» **Quoted passage**:
* * * *

A Possible Approach

The premise of this research, is that through an autonomous entity or entities that have been provided the facilities to experience and perceive situational information, and an environment that provides sensory stimulation indicative of those situations, that arbitrary situational experiences that are encountered can, in the first instance be identified and studied, detected, codified and measured, and therefore provide situational data for analysis such as learning, behavior creation and situation detection.

This pursuit is specifically in the context of forming knowledge in order for an agent to formulate an understanding or rationalisation of new and unknown situations it experiences while exploring.

Observations might include the perception of unknown entities, such as game objects, such as characters, walls, etc., within the virtual reality, or equally classification of multiple aspects of an observation to form a sense of defining the makeup of a situation that is currently occurring.

In this way, objects and the environment that the agent interacts with will need to possess characteristics and properties that can be sensed.

Modelling circumstantial perception in agents based on the assimilation of experience, specifically through empirical agent observation, is a key aspect of the simulations proposed in this research.

Figure 4 provides a basic illustrative example of the scope of the research. 

The overall research approach considers a linear progression around phases of modelling and understanding experience within virtual worlds:

  1. Simulating experiences (phase 1)
  2. Observing experiences (phase 2)
  3. Defining experiences (phase 3)
  4. Using experiences (phase 4)
  5. Distributing experience (phase 5)

The methods and research design for each of these phases of research are discussed in more detail next.

Phases 1 and 2

Simulating and Sensing Virtual Environments

The first research goal is to be able to sense and collect observational data systematically about arbitrary in-situ experiences when the agent experiences them.

This will likely involve the ability to create a primary autonomous learning agent and the ability to perceive its observations through the acquisition of environmental stimuli in order to acquire knowledge about situations that are encountered and experienced by the agent.

Our research proposes to position an artificial learning agent within a simulated virtual reality where that environment exerts sensory forces that it can observe through simulated sensation based on stimulus-response. By establishing relationships between stimuli that occur and resultant responses, and an ability to define estimations of ongoing situations through observing environmental contexts that which these occur, provides a model for our research to pursue the establishment of an experience-based autonomous learning environment.

Perceiving Virtual Reality

An important aspect of such a learning simulation is engineering of an environment that can be designed to emit circumstantial information as part of the virtual reality, including housing variables, constantly evolving artificial entities or game objects like characters, behaviours and other environmental variations that the learning agents can perceive and learn from. Examples of possible 2D and 3D virtual environments that might be created are shown in Figure 6.

Our research proposes to use sense detection architectures to simulate the production of situational stimuli within the simulation environment as a means to acquire sensory experience, while the simulation of S-R links is to be derived from an approach like Epic’s Unreal AI Perception System (‘AI Perception’, no date) which is based on the generation and distribution of stimuli events throughout the environment.

Objectives (phases 1 and 2)

Key research goals in phases 1 and 2 include:

  1. Creating a reality (world) to serve as the simulation environment that can be controlled to produce varying perceivable situations to agents within it, likely using stimulus-response theory.

* * * *

» **Available data**:
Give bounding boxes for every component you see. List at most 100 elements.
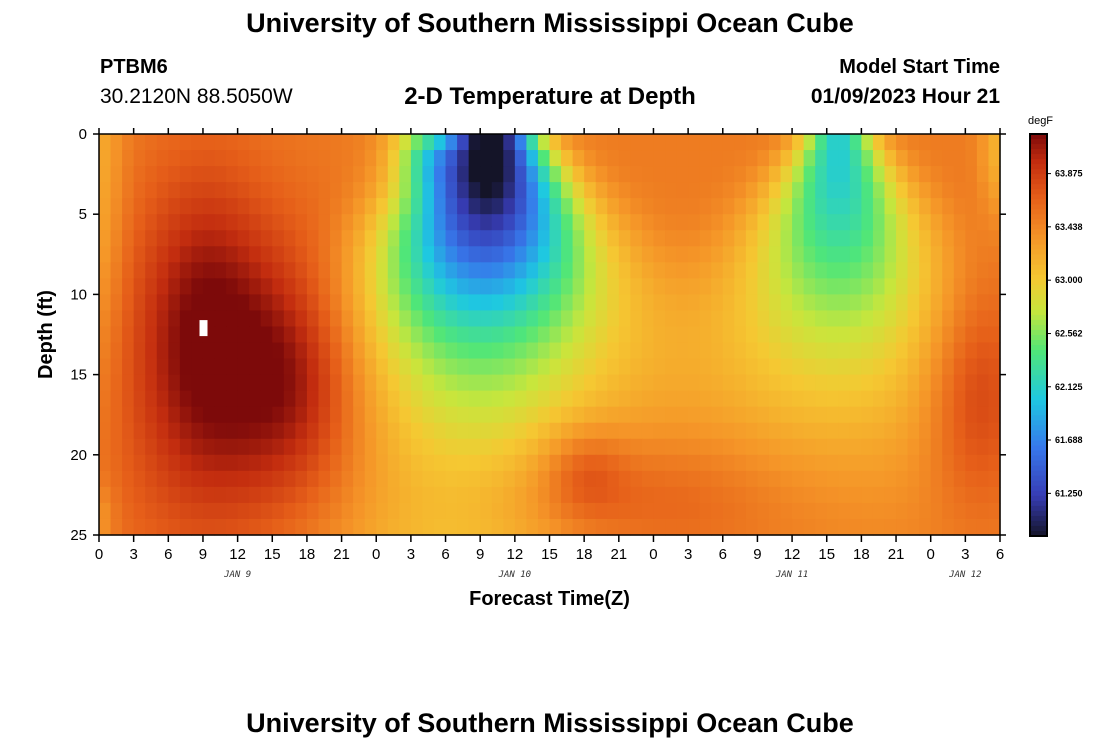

* * * *

» **Task to carry out**: Reproduce the research proposal word for word, starting at "3. Defining experiences" and ending at "more detail next.". The material comes from a separate source and is unrelated to the research proposal.

» **Result for this task**:
3. Defining experiences (phase 3)
  4. Using experiences (phase 4)
  5. Distributing experience (phase 5)

The methods and research design for each of these phases of research are discussed in more detail next.